**What is needed**
Put every line of the listing into a Markdown table with the columns Row and Line, numbering the rows and leaving out blank lines.
*****
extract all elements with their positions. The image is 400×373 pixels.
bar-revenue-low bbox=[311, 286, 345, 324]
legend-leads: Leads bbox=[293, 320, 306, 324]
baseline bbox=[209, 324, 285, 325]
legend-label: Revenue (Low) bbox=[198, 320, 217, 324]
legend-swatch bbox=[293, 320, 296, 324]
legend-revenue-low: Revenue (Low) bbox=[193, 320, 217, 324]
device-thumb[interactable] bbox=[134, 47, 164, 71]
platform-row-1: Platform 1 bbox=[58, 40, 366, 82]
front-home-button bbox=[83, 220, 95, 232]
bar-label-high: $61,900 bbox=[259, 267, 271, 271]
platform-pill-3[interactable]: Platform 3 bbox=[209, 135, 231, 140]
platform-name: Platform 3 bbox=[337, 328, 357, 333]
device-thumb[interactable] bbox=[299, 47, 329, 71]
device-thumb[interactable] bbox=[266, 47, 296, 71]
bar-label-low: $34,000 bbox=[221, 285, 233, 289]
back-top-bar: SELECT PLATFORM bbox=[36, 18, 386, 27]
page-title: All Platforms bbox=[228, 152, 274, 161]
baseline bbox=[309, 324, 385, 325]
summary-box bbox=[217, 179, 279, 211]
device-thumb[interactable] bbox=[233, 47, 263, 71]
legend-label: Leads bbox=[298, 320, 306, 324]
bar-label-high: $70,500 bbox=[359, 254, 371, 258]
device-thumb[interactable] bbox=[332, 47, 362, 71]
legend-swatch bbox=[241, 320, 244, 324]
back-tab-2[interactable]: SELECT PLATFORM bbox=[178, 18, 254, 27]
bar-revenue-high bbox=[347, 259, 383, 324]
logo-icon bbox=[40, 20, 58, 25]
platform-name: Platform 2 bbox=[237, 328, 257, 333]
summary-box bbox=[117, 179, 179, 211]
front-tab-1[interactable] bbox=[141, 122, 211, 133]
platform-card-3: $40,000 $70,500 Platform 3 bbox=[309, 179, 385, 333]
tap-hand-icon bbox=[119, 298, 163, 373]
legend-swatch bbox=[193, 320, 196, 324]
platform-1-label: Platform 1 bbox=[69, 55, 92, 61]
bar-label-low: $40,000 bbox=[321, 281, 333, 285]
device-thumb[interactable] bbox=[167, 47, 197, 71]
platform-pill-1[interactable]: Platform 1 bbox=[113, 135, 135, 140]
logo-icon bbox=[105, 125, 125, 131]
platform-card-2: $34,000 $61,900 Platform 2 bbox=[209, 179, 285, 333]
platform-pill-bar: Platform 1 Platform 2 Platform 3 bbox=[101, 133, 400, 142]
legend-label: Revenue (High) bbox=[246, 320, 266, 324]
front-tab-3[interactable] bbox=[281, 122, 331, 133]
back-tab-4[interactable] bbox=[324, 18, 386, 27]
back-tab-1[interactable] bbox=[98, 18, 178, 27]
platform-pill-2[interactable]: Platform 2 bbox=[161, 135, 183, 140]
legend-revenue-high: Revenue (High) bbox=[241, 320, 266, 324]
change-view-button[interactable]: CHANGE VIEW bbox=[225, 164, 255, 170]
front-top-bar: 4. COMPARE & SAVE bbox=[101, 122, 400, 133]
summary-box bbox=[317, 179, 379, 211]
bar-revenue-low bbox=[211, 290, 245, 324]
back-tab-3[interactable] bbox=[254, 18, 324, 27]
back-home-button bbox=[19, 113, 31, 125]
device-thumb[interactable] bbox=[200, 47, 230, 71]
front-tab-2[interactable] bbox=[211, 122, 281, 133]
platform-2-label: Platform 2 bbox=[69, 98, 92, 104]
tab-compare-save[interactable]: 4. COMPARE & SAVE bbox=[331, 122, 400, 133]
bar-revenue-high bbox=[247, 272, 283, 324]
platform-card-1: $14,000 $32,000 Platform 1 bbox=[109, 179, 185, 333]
*****
**Full solution**
| Row | Line |
|---|---|
| 1 | extract all elements with their positions. The image is 400×373 pixels. |
| 2 | bar-revenue-low bbox=[311, 286, 345, 324] |
| 3 | legend-leads: Leads bbox=[293, 320, 306, 324] |
| 4 | baseline bbox=[209, 324, 285, 325] |
| 5 | legend-label: Revenue (Low) bbox=[198, 320, 217, 324] |
| 6 | legend-swatch bbox=[293, 320, 296, 324] |
| 7 | legend-revenue-low: Revenue (Low) bbox=[193, 320, 217, 324] |
| 8 | device-thumb[interactable] bbox=[134, 47, 164, 71] |
| 9 | platform-row-1: Platform 1 bbox=[58, 40, 366, 82] |
| 10 | front-home-button bbox=[83, 220, 95, 232] |
| 11 | bar-label-high: $61,900 bbox=[259, 267, 271, 271] |
| 12 | platform-pill-3[interactable]: Platform 3 bbox=[209, 135, 231, 140] |
| 13 | platform-name: Platform 3 bbox=[337, 328, 357, 333] |
| 14 | device-thumb[interactable] bbox=[299, 47, 329, 71] |
| 15 | device-thumb[interactable] bbox=[266, 47, 296, 71] |
| 16 | bar-label-low: $34,000 bbox=[221, 285, 233, 289] |
| 17 | back-top-bar: SELECT PLATFORM bbox=[36, 18, 386, 27] |
| 18 | page-title: All Platforms bbox=[228, 152, 274, 161] |
| 19 | baseline bbox=[309, 324, 385, 325] |
| 20 | summary-box bbox=[217, 179, 279, 211] |
| 21 | device-thumb[interactable] bbox=[233, 47, 263, 71] |
| 22 | legend-label: Leads bbox=[298, 320, 306, 324] |
| 23 | bar-label-high: $70,500 bbox=[359, 254, 371, 258] |
| 24 | device-thumb[interactable] bbox=[332, 47, 362, 71] |
| 25 | legend-swatch bbox=[241, 320, 244, 324] |
| 26 | back-tab-2[interactable]: SELECT PLATFORM bbox=[178, 18, 254, 27] |
| 27 | bar-revenue-high bbox=[347, 259, 383, 324] |
| 28 | logo-icon bbox=[40, 20, 58, 25] |
| 29 | platform-name: Platform 2 bbox=[237, 328, 257, 333] |
| 30 | summary-box bbox=[117, 179, 179, 211] |
| 31 | front-tab-1[interactable] bbox=[141, 122, 211, 133] |
| 32 | platform-card-3: $40,000 $70,500 Platform 3 bbox=[309, 179, 385, 333] |
| 33 | tap-hand-icon bbox=[119, 298, 163, 373] |
| 34 | legend-swatch bbox=[193, 320, 196, 324] |
| 35 | platform-1-label: Platform 1 bbox=[69, 55, 92, 61] |
| 36 | bar-label-low: $40,000 bbox=[321, 281, 333, 285] |
| 37 | device-thumb[interactable] bbox=[167, 47, 197, 71] |
| 38 | platform-pill-1[interactable]: Platform 1 bbox=[113, 135, 135, 140] |
| 39 | logo-icon bbox=[105, 125, 125, 131] |
| 40 | platform-card-2: $34,000 $61,900 Platform 2 bbox=[209, 179, 285, 333] |
| 41 | platform-pill-bar: Platform 1 Platform 2 Platform 3 bbox=[101, 133, 400, 142] |
| 42 | legend-label: Revenue (High) bbox=[246, 320, 266, 324] |
| 43 | front-tab-3[interactable] bbox=[281, 122, 331, 133] |
| 44 | back-tab-4[interactable] bbox=[324, 18, 386, 27] |
| 45 | back-tab-1[interactable] bbox=[98, 18, 178, 27] |
| 46 | platform-pill-2[interactable]: Platform 2 bbox=[161, 135, 183, 140] |
| 47 | legend-revenue-high: Revenue (High) bbox=[241, 320, 266, 324] |
| 48 | change-view-button[interactable]: CHANGE VIEW bbox=[225, 164, 255, 170] |
| 49 | front-top-bar: 4. COMPARE & SAVE bbox=[101, 122, 400, 133] |
| 50 | summary-box bbox=[317, 179, 379, 211] |
| 51 | bar-revenue-low bbox=[211, 290, 245, 324] |
| 52 | back-tab-3[interactable] bbox=[254, 18, 324, 27] |
| 53 | back-home-button bbox=[19, 113, 31, 125] |
| 54 | device-thumb[interactable] bbox=[200, 47, 230, 71] |
| 55 | front-tab-2[interactable] bbox=[211, 122, 281, 133] |
| 56 | platform-2-label: Platform 2 bbox=[69, 98, 92, 104] |
| 57 | tab-compare-save[interactable]: 4. COMPARE & SAVE bbox=[331, 122, 400, 133] |
| 58 | bar-revenue-high bbox=[247, 272, 283, 324] |
| 59 | platform-card-1: $14,000 $32,000 Platform 1 bbox=[109, 179, 185, 333] |